> **Brief**
Give only the number of lines in the records below that contain the word "minute".

> **Supplied data**
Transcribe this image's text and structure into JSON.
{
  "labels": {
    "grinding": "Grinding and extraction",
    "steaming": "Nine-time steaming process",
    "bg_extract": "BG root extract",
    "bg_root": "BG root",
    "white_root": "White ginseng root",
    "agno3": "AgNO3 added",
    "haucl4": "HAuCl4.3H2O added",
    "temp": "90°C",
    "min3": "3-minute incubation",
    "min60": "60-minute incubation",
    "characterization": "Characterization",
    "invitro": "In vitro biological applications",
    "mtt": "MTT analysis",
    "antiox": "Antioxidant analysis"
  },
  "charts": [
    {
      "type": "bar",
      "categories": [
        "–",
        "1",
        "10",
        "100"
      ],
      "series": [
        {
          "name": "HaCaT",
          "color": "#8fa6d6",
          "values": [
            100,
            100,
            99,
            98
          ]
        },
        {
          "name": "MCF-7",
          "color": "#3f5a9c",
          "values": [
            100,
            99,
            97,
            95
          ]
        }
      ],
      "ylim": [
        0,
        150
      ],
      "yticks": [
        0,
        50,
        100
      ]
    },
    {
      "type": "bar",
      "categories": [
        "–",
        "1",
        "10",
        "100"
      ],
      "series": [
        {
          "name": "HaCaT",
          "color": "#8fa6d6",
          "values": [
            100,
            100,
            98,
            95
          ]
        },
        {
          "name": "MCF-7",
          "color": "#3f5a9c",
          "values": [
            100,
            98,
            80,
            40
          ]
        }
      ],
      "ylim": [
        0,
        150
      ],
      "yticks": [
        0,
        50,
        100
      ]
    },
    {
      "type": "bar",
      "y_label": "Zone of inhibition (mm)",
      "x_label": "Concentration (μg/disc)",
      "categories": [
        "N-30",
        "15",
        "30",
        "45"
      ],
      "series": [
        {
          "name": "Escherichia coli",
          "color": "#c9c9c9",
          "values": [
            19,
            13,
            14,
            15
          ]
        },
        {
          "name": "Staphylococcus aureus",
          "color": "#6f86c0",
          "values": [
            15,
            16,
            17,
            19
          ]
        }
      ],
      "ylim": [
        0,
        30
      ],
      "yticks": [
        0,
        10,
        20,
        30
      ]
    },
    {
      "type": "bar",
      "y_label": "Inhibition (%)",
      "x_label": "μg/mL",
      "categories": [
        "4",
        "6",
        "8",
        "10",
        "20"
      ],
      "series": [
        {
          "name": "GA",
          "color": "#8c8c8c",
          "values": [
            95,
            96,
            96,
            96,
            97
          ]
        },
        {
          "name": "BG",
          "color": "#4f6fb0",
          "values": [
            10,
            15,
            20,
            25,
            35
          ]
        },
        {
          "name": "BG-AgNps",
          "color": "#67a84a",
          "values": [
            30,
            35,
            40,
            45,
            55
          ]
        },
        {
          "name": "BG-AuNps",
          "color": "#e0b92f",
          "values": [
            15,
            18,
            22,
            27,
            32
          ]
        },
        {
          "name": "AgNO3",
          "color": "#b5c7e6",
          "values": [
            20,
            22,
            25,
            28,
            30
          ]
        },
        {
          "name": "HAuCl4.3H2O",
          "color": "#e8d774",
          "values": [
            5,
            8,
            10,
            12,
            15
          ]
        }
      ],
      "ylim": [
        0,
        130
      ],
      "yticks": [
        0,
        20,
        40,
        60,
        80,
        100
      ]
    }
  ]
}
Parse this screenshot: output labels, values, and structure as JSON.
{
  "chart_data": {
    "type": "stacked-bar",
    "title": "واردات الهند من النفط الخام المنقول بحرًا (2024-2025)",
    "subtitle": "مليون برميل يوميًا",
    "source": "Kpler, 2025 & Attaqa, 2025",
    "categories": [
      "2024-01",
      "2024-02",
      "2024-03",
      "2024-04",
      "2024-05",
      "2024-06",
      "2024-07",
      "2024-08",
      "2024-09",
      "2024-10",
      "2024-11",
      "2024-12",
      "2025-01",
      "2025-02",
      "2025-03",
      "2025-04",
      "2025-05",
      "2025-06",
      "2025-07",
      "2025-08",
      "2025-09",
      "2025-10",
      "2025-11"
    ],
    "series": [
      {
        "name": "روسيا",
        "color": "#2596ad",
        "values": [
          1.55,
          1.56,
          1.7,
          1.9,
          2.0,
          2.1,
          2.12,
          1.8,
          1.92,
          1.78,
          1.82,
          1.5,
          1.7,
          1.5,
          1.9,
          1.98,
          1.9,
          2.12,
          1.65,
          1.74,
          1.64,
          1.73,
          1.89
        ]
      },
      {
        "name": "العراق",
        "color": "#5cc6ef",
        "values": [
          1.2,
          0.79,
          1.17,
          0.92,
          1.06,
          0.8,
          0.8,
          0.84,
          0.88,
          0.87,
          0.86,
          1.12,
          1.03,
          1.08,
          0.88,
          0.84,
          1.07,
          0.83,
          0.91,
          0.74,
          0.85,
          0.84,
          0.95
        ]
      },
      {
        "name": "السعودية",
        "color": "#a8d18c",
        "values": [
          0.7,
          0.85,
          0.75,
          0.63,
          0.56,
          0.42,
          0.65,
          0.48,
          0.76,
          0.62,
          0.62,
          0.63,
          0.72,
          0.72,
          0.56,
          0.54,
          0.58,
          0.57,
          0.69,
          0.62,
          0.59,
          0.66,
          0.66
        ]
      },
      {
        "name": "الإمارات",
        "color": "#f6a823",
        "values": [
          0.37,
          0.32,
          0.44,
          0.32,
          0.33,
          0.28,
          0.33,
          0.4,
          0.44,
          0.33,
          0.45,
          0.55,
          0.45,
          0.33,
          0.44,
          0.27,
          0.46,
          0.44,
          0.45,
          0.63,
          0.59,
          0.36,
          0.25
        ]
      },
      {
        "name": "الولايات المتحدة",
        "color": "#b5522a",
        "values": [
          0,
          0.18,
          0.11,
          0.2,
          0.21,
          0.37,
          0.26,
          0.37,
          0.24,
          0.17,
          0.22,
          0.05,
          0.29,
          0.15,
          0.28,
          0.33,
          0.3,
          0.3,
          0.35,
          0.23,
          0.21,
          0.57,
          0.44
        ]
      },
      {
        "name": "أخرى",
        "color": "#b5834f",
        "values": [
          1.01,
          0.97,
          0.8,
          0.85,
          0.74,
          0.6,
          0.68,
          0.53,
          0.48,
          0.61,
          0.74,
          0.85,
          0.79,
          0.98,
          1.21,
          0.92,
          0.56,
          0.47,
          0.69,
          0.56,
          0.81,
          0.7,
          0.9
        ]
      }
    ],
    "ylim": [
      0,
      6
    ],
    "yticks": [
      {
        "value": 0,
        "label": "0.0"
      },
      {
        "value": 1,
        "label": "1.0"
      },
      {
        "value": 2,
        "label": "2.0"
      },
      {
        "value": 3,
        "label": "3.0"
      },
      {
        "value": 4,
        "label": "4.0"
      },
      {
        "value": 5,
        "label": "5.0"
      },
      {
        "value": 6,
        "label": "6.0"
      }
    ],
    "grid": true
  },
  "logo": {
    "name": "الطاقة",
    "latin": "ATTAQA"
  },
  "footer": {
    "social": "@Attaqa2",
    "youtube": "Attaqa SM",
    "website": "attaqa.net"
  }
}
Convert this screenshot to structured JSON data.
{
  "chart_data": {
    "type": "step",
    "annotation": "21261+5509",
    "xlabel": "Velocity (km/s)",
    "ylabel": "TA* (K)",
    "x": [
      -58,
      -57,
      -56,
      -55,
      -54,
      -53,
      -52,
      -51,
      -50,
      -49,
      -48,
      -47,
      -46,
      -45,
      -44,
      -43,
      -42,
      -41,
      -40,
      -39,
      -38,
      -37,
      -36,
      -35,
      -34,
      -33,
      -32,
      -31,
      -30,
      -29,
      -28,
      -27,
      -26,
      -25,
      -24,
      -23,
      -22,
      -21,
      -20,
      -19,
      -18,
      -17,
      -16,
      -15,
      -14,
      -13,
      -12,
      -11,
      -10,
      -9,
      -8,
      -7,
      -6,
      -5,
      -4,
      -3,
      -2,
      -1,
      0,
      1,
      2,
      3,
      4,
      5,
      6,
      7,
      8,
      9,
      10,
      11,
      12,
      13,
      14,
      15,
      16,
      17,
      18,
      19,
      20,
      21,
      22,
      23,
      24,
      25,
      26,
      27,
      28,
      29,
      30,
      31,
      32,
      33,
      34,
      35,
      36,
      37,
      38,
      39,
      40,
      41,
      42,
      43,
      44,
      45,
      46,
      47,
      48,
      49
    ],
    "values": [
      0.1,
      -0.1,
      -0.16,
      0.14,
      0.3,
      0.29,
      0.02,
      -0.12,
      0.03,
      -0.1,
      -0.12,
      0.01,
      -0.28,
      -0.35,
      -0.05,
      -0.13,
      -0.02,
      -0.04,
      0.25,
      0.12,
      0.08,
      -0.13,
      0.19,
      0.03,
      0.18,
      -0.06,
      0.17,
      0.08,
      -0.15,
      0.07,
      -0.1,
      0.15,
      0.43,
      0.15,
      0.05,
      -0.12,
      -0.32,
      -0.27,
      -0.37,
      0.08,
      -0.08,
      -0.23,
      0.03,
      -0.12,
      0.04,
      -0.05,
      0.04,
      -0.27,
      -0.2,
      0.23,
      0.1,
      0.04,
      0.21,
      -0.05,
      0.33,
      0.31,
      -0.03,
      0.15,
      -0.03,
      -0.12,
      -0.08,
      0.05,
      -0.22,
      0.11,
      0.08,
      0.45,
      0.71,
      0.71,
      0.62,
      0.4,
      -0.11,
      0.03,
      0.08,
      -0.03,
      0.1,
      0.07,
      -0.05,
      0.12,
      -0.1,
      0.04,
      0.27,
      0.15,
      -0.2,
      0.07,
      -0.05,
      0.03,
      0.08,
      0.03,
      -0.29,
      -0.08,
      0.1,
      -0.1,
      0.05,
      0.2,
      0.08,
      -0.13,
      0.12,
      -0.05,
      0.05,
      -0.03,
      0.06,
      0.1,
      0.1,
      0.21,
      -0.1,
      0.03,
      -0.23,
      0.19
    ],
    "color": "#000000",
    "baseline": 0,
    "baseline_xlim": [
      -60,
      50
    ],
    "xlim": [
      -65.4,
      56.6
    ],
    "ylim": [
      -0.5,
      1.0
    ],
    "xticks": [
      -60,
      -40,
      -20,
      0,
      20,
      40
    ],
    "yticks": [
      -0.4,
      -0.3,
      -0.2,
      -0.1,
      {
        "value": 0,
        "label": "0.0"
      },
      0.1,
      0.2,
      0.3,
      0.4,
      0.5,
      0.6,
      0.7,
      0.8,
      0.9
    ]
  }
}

> **Task result**
2